** start of Input material **
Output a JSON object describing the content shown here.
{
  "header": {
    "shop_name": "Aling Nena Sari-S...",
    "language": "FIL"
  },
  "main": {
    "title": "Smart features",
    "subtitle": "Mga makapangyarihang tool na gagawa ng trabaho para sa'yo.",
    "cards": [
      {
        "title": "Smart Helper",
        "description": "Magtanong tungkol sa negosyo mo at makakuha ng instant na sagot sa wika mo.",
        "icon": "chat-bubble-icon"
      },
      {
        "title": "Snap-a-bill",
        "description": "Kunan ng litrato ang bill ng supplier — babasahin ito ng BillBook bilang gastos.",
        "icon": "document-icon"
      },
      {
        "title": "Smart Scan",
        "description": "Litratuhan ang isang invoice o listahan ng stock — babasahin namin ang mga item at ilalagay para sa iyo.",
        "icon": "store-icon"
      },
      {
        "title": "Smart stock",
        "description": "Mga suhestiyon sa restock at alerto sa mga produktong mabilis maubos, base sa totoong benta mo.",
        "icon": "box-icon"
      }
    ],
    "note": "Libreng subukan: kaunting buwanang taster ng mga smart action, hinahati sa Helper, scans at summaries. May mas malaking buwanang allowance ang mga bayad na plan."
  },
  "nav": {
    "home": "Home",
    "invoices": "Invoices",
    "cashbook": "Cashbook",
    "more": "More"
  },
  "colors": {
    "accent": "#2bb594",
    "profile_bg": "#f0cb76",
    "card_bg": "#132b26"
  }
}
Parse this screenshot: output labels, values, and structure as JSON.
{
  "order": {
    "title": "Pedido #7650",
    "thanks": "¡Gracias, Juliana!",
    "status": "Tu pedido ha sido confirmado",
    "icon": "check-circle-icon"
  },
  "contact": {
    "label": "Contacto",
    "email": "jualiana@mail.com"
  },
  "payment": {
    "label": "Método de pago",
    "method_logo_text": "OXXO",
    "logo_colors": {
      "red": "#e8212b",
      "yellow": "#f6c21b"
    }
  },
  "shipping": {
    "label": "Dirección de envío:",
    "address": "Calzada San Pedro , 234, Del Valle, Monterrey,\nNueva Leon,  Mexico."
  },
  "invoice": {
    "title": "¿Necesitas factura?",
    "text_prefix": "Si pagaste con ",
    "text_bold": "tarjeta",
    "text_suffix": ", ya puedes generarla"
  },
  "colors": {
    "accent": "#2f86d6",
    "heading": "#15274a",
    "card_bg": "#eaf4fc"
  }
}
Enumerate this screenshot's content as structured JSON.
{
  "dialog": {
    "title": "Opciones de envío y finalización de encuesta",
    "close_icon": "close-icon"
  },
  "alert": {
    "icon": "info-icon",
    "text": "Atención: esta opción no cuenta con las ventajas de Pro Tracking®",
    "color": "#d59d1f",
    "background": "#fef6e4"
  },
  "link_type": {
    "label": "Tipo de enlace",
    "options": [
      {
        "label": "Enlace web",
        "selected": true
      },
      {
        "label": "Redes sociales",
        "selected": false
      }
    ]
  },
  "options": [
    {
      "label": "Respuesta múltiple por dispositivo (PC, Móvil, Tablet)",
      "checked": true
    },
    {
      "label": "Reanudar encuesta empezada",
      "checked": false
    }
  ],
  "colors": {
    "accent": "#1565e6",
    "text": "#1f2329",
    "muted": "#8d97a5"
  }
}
** end of Input material **
• _Prompt_
Go through the listing and print each line exactly as it appears.

• _Complete answer_
Output a JSON object describing the content shown here.
{
  "header": {
    "shop_name": "Aling Nena Sari-S...",
    "language": "FIL"
  },
  "main": {
    "title": "Smart features",
    "subtitle": "Mga makapangyarihang tool na gagawa ng trabaho para sa'yo.",
    "cards": [
      {
        "title": "Smart Helper",
        "description": "Magtanong tungkol sa negosyo mo at makakuha ng instant na sagot sa wika mo.",
        "icon": "chat-bubble-icon"
      },
      {
        "title": "Snap-a-bill",
        "description": "Kunan ng litrato ang bill ng supplier — babasahin ito ng BillBook bilang gastos.",
        "icon": "document-icon"
      },
      {
        "title": "Smart Scan",
        "description": "Litratuhan ang isang invoice o listahan ng stock — babasahin namin ang mga item at ilalagay para sa iyo.",
        "icon": "store-icon"
      },
      {
        "title": "Smart stock",
        "description": "Mga suhestiyon sa restock at alerto sa mga produktong mabilis maubos, base sa totoong benta mo.",
        "icon": "box-icon"
      }
    ],
    "note": "Libreng subukan: kaunting buwanang taster ng mga smart action, hinahati sa Helper, scans at summaries. May mas malaking buwanang allowance ang mga bayad na plan."
  },
  "nav": {
    "home": "Home",
    "invoices": "Invoices",
    "cashbook": "Cashbook",
    "more": "More"
  },
  "colors": {
    "accent": "#2bb594",
    "profile_bg": "#f0cb76",
    "card_bg": "#132b26"
  }
}
Parse this screenshot: output labels, values, and structure as JSON.
{
  "order": {
    "title": "Pedido #7650",
    "thanks": "¡Gracias, Juliana!",
    "status": "Tu pedido ha sido confirmado",
    "icon": "check-circle-icon"
  },
  "contact": {
    "label": "Contacto",
    "email": "jualiana@mail.com"
  },
  "payment": {
    "label": "Método de pago",
    "method_logo_text": "OXXO",
    "logo_colors": {
      "red": "#e8212b",
      "yellow": "#f6c21b"
    }
  },
  "shipping": {
    "label": "Dirección de envío:",
    "address": "Calzada San Pedro , 234, Del Valle, Monterrey,\nNueva Leon,  Mexico."
  },
  "invoice": {
    "title": "¿Necesitas factura?",
    "text_prefix": "Si pagaste con ",
    "text_bold": "tarjeta",
    "text_suffix": ", ya puedes generarla"
  },
  "colors": {
    "accent": "#2f86d6",
    "heading": "#15274a",
    "card_bg": "#eaf4fc"
  }
}
Enumerate this screenshot's content as structured JSON.
{
  "dialog": {
    "title": "Opciones de envío y finalización de encuesta",
    "close_icon": "close-icon"
  },
  "alert": {
    "icon": "info-icon",
    "text": "Atención: esta opción no cuenta con las ventajas de Pro Tracking®",
    "color": "#d59d1f",
    "background": "#fef6e4"
  },
  "link_type": {
    "label": "Tipo de enlace",
    "options": [
      {
        "label": "Enlace web",
        "selected": true
      },
      {
        "label": "Redes sociales",
        "selected": false
      }
    ]
  },
  "options": [
    {
      "label": "Respuesta múltiple por dispositivo (PC, Móvil, Tablet)",
      "checked": true
    },
    {
      "label": "Reanudar encuesta empezada",
      "checked": false
    }
  ],
  "colors": {
    "accent": "#1565e6",
    "text": "#1f2329",
    "muted": "#8d97a5"
  }
}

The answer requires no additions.